→ **Records shown**

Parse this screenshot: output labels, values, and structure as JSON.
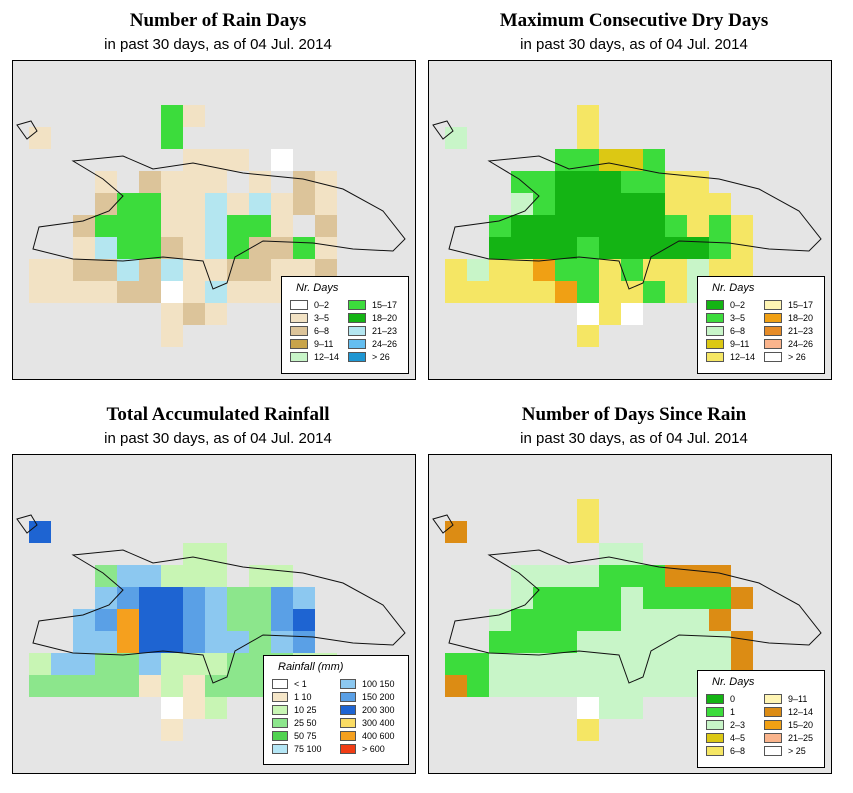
{
  "panels": [
    {
      "id": "rain-days",
      "title": "Number of Rain Days",
      "subtitle": "in past 30 days, as of  04 Jul. 2014",
      "legend": {
        "title": "Nr. Days",
        "items": [
          {
            "label": "0–2",
            "color": "#ffffff"
          },
          {
            "label": "3–5",
            "color": "#f2e2c4"
          },
          {
            "label": "6–8",
            "color": "#dcc49a"
          },
          {
            "label": "9–11",
            "color": "#c8a44a"
          },
          {
            "label": "12–14",
            "color": "#c8f5c8"
          },
          {
            "label": "15–17",
            "color": "#3cdc3c"
          },
          {
            "label": "18–20",
            "color": "#14b414"
          },
          {
            "label": "21–23",
            "color": "#b4e6f0"
          },
          {
            "label": "24–26",
            "color": "#64bef0"
          },
          {
            "label": "> 26",
            "color": "#1e96d2"
          }
        ]
      }
    },
    {
      "id": "max-dry-days",
      "title": "Maximum Consecutive Dry Days",
      "subtitle": "in past 30 days, as of  04 Jul. 2014",
      "legend": {
        "title": "Nr. Days",
        "items": [
          {
            "label": "0–2",
            "color": "#14b414"
          },
          {
            "label": "3–5",
            "color": "#3cdc3c"
          },
          {
            "label": "6–8",
            "color": "#c8f5c8"
          },
          {
            "label": "9–11",
            "color": "#dcc814"
          },
          {
            "label": "12–14",
            "color": "#f5e664"
          },
          {
            "label": "15–17",
            "color": "#fff5b4"
          },
          {
            "label": "18–20",
            "color": "#f0a014"
          },
          {
            "label": "21–23",
            "color": "#e68c28"
          },
          {
            "label": "24–26",
            "color": "#fab48c"
          },
          {
            "label": "> 26",
            "color": "#ffffff"
          }
        ]
      }
    },
    {
      "id": "total-rainfall",
      "title": "Total Accumulated Rainfall",
      "subtitle": "in past 30 days, as of  04 Jul. 2014",
      "legend": {
        "title": "Rainfall (mm)",
        "items": [
          {
            "label": "< 1",
            "color": "#ffffff"
          },
          {
            "label": "1   10",
            "color": "#f5e6c8"
          },
          {
            "label": "10   25",
            "color": "#c8f5b4"
          },
          {
            "label": "25   50",
            "color": "#8ce68c"
          },
          {
            "label": "50   75",
            "color": "#50d250"
          },
          {
            "label": "75   100",
            "color": "#b4e6f5"
          },
          {
            "label": "100   150",
            "color": "#8cc8f0"
          },
          {
            "label": "150   200",
            "color": "#5aa0e6"
          },
          {
            "label": "200   300",
            "color": "#1e64d2"
          },
          {
            "label": "300   400",
            "color": "#fadc64"
          },
          {
            "label": "400   600",
            "color": "#f5a01e"
          },
          {
            "label": "> 600",
            "color": "#f03c14"
          }
        ]
      }
    },
    {
      "id": "days-since-rain",
      "title": "Number of Days Since Rain",
      "subtitle": "in past 30 days, as of  04 Jul. 2014",
      "legend": {
        "title": "Nr. Days",
        "items": [
          {
            "label": "0",
            "color": "#14b414"
          },
          {
            "label": "1",
            "color": "#3cdc3c"
          },
          {
            "label": "2–3",
            "color": "#c8f5c8"
          },
          {
            "label": "4–5",
            "color": "#dcc814"
          },
          {
            "label": "6–8",
            "color": "#f5e664"
          },
          {
            "label": "9–11",
            "color": "#fff5b4"
          },
          {
            "label": "12–14",
            "color": "#dc8c14"
          },
          {
            "label": "15–20",
            "color": "#f0a014"
          },
          {
            "label": "21–25",
            "color": "#fab48c"
          },
          {
            "label": "> 25",
            "color": "#ffffff"
          }
        ]
      }
    }
  ],
  "map_grids": {
    "rain-days": [
      "......GT......",
      "T.....G.......",
      ".......TTT.W..",
      "...T.DTTT.T.DT",
      "...DGGTTBTBTDT",
      "..DGGGTTBGGT.D",
      "..TBGGDTBGDDGT",
      "TTDDBDBTTDDTTD",
      "TTTTDDWTBTTTDD",
      "......TDT.....",
      "......T......."
    ],
    "max-dry-days": [
      "......Y.......",
      "L.....Y.......",
      ".....MMSSM....",
      "...MMGGGMMYY..",
      "...LMGGGGGYYY.",
      "..MGGGGGGGMYMY",
      "..GGGGMGGGGGMY",
      "YLYYOMMYMYYLYY",
      "YYYYYOMYYMYLYY",
      "......WYW.....",
      "......Y......."
    ],
    "total-rainfall": [
      "..............",
      "B.............",
      ".......LL.....",
      "...MCCLLL.LL..",
      "...CPBBPCMMPC.",
      "..CPOBBPCMMPB.",
      "..CCOBBPCCMCP.",
      "LCCMMCLLLMMMLL",
      "MMMMMTLTMMMLMM",
      "......WTL.....",
      "......T......."
    ],
    "days-since-rain": [
      "......Y.......",
      "O.....Y.......",
      ".......LL.....",
      "...LLLLSSSOOO.",
      "...LSSSSLSSSSO",
      "..LSSSSSLLLLO.",
      "..SSSSLLLLLLLO",
      "SSLLLLLLLLLLLO",
      "OSLLLLLLLLLLLL",
      "......WLL.....",
      "......Y......."
    ]
  }
}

→ **What needs to be done**
Check each line in the records for the word "Number" and say how many have it, with nothing else.

→ **Task response**
2